[Listings of regions and labels]
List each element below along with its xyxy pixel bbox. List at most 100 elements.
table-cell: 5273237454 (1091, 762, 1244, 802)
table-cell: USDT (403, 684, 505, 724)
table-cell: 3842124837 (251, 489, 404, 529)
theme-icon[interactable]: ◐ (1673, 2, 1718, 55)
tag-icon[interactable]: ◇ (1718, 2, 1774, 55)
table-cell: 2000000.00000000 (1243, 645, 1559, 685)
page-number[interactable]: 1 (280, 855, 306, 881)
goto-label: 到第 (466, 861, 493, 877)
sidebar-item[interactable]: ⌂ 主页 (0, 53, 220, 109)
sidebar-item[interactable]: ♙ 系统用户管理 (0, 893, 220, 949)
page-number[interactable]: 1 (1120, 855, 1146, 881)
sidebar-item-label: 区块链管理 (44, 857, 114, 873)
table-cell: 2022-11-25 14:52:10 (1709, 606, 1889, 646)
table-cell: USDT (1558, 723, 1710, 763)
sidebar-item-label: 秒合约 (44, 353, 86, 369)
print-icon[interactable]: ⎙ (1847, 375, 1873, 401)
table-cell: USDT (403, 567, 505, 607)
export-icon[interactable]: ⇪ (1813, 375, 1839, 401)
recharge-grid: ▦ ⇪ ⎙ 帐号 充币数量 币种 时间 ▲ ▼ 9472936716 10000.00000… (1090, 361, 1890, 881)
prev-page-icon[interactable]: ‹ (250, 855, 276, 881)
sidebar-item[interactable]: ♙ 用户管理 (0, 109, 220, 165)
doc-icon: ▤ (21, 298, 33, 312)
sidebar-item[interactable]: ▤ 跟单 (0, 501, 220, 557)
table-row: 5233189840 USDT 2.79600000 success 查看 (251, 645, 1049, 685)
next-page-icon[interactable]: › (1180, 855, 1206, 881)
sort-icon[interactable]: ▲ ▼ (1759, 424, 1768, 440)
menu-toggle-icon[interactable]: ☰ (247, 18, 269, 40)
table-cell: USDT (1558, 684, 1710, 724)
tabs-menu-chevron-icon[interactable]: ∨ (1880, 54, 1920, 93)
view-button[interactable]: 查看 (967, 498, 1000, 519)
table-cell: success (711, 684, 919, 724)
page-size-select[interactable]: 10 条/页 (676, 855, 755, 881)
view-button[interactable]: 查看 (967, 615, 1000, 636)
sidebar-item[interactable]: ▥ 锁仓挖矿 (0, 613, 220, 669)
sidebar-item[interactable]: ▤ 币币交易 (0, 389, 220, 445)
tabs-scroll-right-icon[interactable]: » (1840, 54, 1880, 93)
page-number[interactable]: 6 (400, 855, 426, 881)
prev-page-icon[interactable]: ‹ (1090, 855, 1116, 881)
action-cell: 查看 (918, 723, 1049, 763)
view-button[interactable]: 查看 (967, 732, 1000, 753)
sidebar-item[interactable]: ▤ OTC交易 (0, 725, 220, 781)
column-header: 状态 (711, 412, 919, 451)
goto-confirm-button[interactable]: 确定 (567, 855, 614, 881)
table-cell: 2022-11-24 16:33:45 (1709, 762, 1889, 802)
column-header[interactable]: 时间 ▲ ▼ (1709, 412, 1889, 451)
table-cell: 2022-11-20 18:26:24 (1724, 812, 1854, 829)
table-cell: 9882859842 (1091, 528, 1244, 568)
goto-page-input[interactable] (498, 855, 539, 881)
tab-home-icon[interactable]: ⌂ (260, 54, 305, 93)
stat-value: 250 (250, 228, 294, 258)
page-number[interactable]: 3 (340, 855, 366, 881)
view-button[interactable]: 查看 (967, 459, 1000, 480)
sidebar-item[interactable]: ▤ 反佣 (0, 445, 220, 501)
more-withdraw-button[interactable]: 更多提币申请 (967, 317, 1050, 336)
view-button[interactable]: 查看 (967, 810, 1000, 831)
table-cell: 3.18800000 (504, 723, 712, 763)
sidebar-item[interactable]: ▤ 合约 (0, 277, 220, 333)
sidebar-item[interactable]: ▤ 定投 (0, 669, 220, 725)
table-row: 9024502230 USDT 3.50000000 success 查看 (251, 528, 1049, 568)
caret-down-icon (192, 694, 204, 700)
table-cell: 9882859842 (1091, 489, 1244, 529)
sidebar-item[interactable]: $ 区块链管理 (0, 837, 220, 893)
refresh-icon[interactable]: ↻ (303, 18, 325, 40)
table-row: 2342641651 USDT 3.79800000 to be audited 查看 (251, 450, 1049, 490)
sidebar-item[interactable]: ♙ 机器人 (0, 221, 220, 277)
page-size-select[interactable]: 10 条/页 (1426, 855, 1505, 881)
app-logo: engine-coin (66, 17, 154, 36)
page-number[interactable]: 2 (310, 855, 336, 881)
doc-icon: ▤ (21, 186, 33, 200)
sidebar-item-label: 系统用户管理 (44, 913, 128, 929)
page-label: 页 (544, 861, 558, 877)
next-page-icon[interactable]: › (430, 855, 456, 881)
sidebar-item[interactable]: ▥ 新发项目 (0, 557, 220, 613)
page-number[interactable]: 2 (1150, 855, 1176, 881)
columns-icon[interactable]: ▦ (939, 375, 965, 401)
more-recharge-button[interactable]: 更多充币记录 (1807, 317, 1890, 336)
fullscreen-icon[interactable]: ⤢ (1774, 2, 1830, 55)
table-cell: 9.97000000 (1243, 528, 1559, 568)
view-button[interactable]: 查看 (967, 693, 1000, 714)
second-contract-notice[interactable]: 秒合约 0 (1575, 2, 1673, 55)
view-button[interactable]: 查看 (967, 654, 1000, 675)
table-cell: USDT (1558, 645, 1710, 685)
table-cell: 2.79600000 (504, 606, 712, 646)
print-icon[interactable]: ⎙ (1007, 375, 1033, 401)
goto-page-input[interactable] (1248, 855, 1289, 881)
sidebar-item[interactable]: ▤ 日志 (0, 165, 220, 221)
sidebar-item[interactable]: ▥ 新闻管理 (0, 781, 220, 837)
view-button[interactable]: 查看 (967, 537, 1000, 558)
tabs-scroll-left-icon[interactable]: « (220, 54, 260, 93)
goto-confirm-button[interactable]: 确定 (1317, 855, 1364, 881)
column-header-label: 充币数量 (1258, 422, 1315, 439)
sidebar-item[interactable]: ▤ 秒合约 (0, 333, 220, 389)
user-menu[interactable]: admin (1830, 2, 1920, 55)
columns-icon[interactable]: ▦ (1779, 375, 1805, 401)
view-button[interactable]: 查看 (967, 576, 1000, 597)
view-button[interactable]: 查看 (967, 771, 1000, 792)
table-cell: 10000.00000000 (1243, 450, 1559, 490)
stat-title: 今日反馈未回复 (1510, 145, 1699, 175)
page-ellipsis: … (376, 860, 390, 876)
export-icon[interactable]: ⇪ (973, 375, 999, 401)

Aim of the task → Return all of the data above verbatim, keeping every line in its original order.

Full output →
List each element below along with its xyxy pixel bbox. List at most 100 elements.
table-cell: 5273237454 (1091, 762, 1244, 802)
table-cell: USDT (403, 684, 505, 724)
table-cell: 3842124837 (251, 489, 404, 529)
theme-icon[interactable]: ◐ (1673, 2, 1718, 55)
tag-icon[interactable]: ◇ (1718, 2, 1774, 55)
table-cell: 2000000.00000000 (1243, 645, 1559, 685)
page-number[interactable]: 1 (280, 855, 306, 881)
goto-label: 到第 (466, 861, 493, 877)
sidebar-item[interactable]: ⌂ 主页 (0, 53, 220, 109)
sidebar-item[interactable]: ♙ 系统用户管理 (0, 893, 220, 949)
page-number[interactable]: 1 (1120, 855, 1146, 881)
sidebar-item-label: 区块链管理 (44, 857, 114, 873)
table-cell: 2022-11-25 14:52:10 (1709, 606, 1889, 646)
table-cell: USDT (1558, 723, 1710, 763)
sidebar-item-label: 秒合约 (44, 353, 86, 369)
print-icon[interactable]: ⎙ (1847, 375, 1873, 401)
table-cell: USDT (403, 567, 505, 607)
export-icon[interactable]: ⇪ (1813, 375, 1839, 401)
recharge-grid: ▦ ⇪ ⎙ 帐号 充币数量 币种 时间 ▲ ▼ 9472936716 10000.00000… (1090, 361, 1890, 881)
prev-page-icon[interactable]: ‹ (250, 855, 276, 881)
sidebar-item[interactable]: ♙ 用户管理 (0, 109, 220, 165)
doc-icon: ▤ (21, 298, 33, 312)
sidebar-item[interactable]: ▤ 跟单 (0, 501, 220, 557)
table-row: 5233189840 USDT 2.79600000 success 查看 (251, 645, 1049, 685)
next-page-icon[interactable]: › (1180, 855, 1206, 881)
sort-icon[interactable]: ▲ ▼ (1759, 424, 1768, 440)
menu-toggle-icon[interactable]: ☰ (247, 18, 269, 40)
table-cell: USDT (1558, 684, 1710, 724)
tabs-menu-chevron-icon[interactable]: ∨ (1880, 54, 1920, 93)
view-button[interactable]: 查看 (967, 498, 1000, 519)
table-cell: success (711, 684, 919, 724)
page-size-select[interactable]: 10 条/页 (676, 855, 755, 881)
view-button[interactable]: 查看 (967, 615, 1000, 636)
sidebar-item[interactable]: ▥ 锁仓挖矿 (0, 613, 220, 669)
sidebar-item[interactable]: ▤ 币币交易 (0, 389, 220, 445)
tabs-scroll-right-icon[interactable]: » (1840, 54, 1880, 93)
page-number[interactable]: 6 (400, 855, 426, 881)
prev-page-icon[interactable]: ‹ (1090, 855, 1116, 881)
action-cell: 查看 (918, 723, 1049, 763)
view-button[interactable]: 查看 (967, 732, 1000, 753)
sidebar-item[interactable]: ▤ OTC交易 (0, 725, 220, 781)
column-header: 状态 (711, 412, 919, 451)
goto-confirm-button[interactable]: 确定 (567, 855, 614, 881)
table-cell: 2022-11-24 16:33:45 (1709, 762, 1889, 802)
column-header[interactable]: 时间 ▲ ▼ (1709, 412, 1889, 451)
table-cell: 2022-11-20 18:26:24 (1724, 812, 1854, 829)
table-cell: 9882859842 (1091, 528, 1244, 568)
goto-page-input[interactable] (498, 855, 539, 881)
tab-home-icon[interactable]: ⌂ (260, 54, 305, 93)
stat-value: 250 (250, 228, 294, 258)
page-number[interactable]: 3 (340, 855, 366, 881)
view-button[interactable]: 查看 (967, 459, 1000, 480)
sidebar-item[interactable]: ▤ 反佣 (0, 445, 220, 501)
more-withdraw-button[interactable]: 更多提币申请 (967, 317, 1050, 336)
view-button[interactable]: 查看 (967, 810, 1000, 831)
table-cell: 3.18800000 (504, 723, 712, 763)
sidebar-item[interactable]: ▤ 合约 (0, 277, 220, 333)
sidebar-item[interactable]: ▤ 定投 (0, 669, 220, 725)
table-row: 9024502230 USDT 3.50000000 success 查看 (251, 528, 1049, 568)
caret-down-icon (192, 694, 204, 700)
table-cell: 9882859842 (1091, 489, 1244, 529)
sidebar-item[interactable]: $ 区块链管理 (0, 837, 220, 893)
refresh-icon[interactable]: ↻ (303, 18, 325, 40)
table-row: 2342641651 USDT 3.79800000 to be audited 查看 (251, 450, 1049, 490)
sidebar-item[interactable]: ♙ 机器人 (0, 221, 220, 277)
page-size-select[interactable]: 10 条/页 (1426, 855, 1505, 881)
app-logo: engine-coin (66, 17, 154, 36)
page-number[interactable]: 2 (310, 855, 336, 881)
doc-icon: ▤ (21, 186, 33, 200)
sidebar-item-label: 系统用户管理 (44, 913, 128, 929)
page-label: 页 (544, 861, 558, 877)
next-page-icon[interactable]: › (430, 855, 456, 881)
sidebar-item[interactable]: ▥ 新发项目 (0, 557, 220, 613)
page-number[interactable]: 2 (1150, 855, 1176, 881)
columns-icon[interactable]: ▦ (939, 375, 965, 401)
more-recharge-button[interactable]: 更多充币记录 (1807, 317, 1890, 336)
fullscreen-icon[interactable]: ⤢ (1774, 2, 1830, 55)
table-cell: 9.97000000 (1243, 528, 1559, 568)
view-button[interactable]: 查看 (967, 693, 1000, 714)
second-contract-notice[interactable]: 秒合约 0 (1575, 2, 1673, 55)
view-button[interactable]: 查看 (967, 654, 1000, 675)
table-cell: USDT (1558, 645, 1710, 685)
table-cell: 2.79600000 (504, 606, 712, 646)
print-icon[interactable]: ⎙ (1007, 375, 1033, 401)
goto-page-input[interactable] (1248, 855, 1289, 881)
sidebar-item[interactable]: ▤ 日志 (0, 165, 220, 221)
sidebar-item[interactable]: ▥ 新闻管理 (0, 781, 220, 837)
view-button[interactable]: 查看 (967, 537, 1000, 558)
tabs-scroll-left-icon[interactable]: « (220, 54, 260, 93)
goto-confirm-button[interactable]: 确定 (1317, 855, 1364, 881)
column-header-label: 充币数量 (1258, 422, 1315, 439)
sidebar-item[interactable]: ▤ 秒合约 (0, 333, 220, 389)
user-menu[interactable]: admin (1830, 2, 1920, 55)
columns-icon[interactable]: ▦ (1779, 375, 1805, 401)
view-button[interactable]: 查看 (967, 576, 1000, 597)
view-button[interactable]: 查看 (967, 771, 1000, 792)
table-cell: 10000.00000000 (1243, 450, 1559, 490)
stat-title: 今日反馈未回复 (1510, 145, 1699, 175)
page-ellipsis: … (376, 860, 390, 876)
export-icon[interactable]: ⇪ (973, 375, 999, 401)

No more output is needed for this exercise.